BEGIN EXTRACT PROVIDED


    Less than a year ago, my blogfolk bought me the macbook I'm writing this comment on, not because I write really well and my acer died, but because they care about me--they care that I stay here. And they care because I have shown them who I am.

    I'm glad I'm not starting out in "social media" today--glad I experienced the days when getting personal was the reason to be here, not an option to be explored.
  • fogofeternity · 1 year ago
    I don't think that our online world is a reflection of the real world. We're focused far more on acquaintances and contacts as opposed to good friends and close relationships. Those closer relationships we continue to deal with via contact in person, on telephone, or through email. I don't believe that social networking is how we interact regularly with our close friends, and neither is it a method by which we develop new friends.

    It is a way in which we network ourselves though. And we network a different persona than we do when making friends. Sure we'll reveal some of ourselves, but ultimately networking is about creating relationships of function rather than of pleasure. And I think that's what people often fail to realise. Labels of "friends" on blogs, rss, social networking are misleading. We're talking contacts.
  • Shey · 1 year ago
    The urge to conform.

    There's a lot of division in webspace and some are very strongly opinionated on the issues: PC vs Mac, Liberal vs Conservative, Atheist vs Christian and many others.

    I would say most don't want to get caught up in these issues so they keep private for fear of isolating themselves.
  • Virginia · 1 year ago
    Speaking as someone who frequently writes about bloggers in articles that quote things the blogger said--I've quoted this blog a few times--when I find an anonymous blog I don't even read it because I have no interest in anonymous writers.
  • Barbara Ling · 1 year ago
    I try to go by the mantra, always make certain that what I publish is something I wouldn't mind my kids or my mom to find online...10 years from now.

    Seems to work so far....

    Barbara
  • Jarred Taylor · 1 year ago
    Sarah, did you read the piece in the NYT Magazine this weekend by Emily Gould, formerly of Gawker? Sobering account of overexposure on the web and its repercussions.

    http://www.nytimes.com/2008/05/25/magazine/25in...
  • tommyduncn · 1 year ago
    Gen Y: really "keeping it real."
  • Julie (calinazaret) · 1 year ago
    You have a really interesting point. I think being open about yourself makes the experience more interesting online. When I interact with people who have th default avatar and give no information at all, I feel like I might as well be talking to a bot.
  • Vince DeGeorge · 1 year ago
    I try to be careful, but I plan to remain true to myself. This works out well because I believe myself to be a good and honest person. It's easy to find me an my opinion and I think my "branding" is pretty good. Most of the things I say on the Internet you can hear me say in real life.

    I talk politics, but I believe in an election year, it's appropriate to do so. I do shy away from religion because I think it's a very personal subject.

    If my opinions keep me from receiving a job at a company, we probably wouldn't be a good fit for each other in the end. Who I am on the 'net is who I am in real life.
  • hp · 1 year ago
    Try making friends online. I like using Human Pets!! It's so fun. Try it http://humanpets.com
  • Perry · 1 year ago
    I have found an interesting "collision' between my online friends and "real life" friends in the last couple of years, mostly due to social networking sites. It was odd at first, and I do now find myself filtering what I do or say online far more than I used to. To a slightly lesser extent, I've also seen a collision between work friends and outside-of-work friends.
  • Pamela Egan · 1 year ago
    I admit I do like the fact that I can selectively pick-and-choose what information I share and what I choose to keep confidential. Not every single detail is relevant or interesting, and I appreciate that I can edit out the stuff no one wants to see.

END EXTRACT PROVIDED
BEGIN PROVIDED DATA

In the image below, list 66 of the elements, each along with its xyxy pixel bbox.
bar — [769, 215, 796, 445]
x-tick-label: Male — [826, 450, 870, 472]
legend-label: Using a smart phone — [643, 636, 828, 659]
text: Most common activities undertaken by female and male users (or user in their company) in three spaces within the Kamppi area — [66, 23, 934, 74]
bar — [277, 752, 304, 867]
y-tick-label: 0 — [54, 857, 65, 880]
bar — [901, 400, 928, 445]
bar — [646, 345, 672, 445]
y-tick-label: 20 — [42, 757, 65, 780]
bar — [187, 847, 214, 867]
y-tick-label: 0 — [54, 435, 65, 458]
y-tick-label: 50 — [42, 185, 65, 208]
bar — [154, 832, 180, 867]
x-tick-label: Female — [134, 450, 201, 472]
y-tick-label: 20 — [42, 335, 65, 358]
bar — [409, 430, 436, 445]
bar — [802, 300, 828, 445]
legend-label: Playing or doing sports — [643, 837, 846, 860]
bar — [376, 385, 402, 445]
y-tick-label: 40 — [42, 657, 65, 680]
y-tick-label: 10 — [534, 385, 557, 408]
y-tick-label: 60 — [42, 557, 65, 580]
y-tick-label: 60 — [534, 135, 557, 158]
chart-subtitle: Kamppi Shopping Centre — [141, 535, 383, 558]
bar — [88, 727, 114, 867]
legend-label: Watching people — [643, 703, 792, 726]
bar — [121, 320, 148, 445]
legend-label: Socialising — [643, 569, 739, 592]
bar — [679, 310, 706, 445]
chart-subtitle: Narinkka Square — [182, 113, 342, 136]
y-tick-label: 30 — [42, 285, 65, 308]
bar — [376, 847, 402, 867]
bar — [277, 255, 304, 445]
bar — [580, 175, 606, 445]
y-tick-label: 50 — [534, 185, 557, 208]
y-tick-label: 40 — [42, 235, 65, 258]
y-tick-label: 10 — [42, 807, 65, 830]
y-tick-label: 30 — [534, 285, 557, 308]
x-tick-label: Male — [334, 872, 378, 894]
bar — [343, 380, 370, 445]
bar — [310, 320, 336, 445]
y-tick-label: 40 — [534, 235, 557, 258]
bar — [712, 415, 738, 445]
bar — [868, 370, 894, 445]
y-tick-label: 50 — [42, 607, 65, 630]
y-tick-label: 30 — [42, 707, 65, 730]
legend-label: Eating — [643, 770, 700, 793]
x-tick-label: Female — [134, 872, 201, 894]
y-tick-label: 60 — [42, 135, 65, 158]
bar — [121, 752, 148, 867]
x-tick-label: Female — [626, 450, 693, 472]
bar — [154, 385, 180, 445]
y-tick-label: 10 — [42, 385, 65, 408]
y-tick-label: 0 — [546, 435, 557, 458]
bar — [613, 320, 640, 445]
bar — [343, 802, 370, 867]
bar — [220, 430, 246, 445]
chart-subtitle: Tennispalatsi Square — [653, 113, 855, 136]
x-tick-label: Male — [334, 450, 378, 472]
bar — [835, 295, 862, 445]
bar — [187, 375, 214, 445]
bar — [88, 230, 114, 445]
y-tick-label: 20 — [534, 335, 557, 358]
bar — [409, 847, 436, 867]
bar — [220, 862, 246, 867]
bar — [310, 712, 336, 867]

END PROVIDED DATA

_REQUIRED ACTION_. Quote the blog comments from "There's a lot" up to and including "work so far....". The records come from a different source than the blog comments.

_TASK RESPONSE_.
There's a lot of division in webspace and some are very strongly opinionated on the issues: PC vs Mac, Liberal vs Conservative, Atheist vs Christian and many others.

    I would say most don't want to get caught up in these issues so they keep private for fear of isolating themselves.
  • Virginia · 1 year ago
    Speaking as someone who frequently writes about bloggers in articles that quote things the blogger said--I've quoted this blog a few times--when I find an anonymous blog I don't even read it because I have no interest in anonymous writers.
  • Barbara Ling · 1 year ago
    I try to go by the mantra, always make certain that what I publish is something I wouldn't mind my kids or my mom to find online...10 years from now.

    Seems to work so far....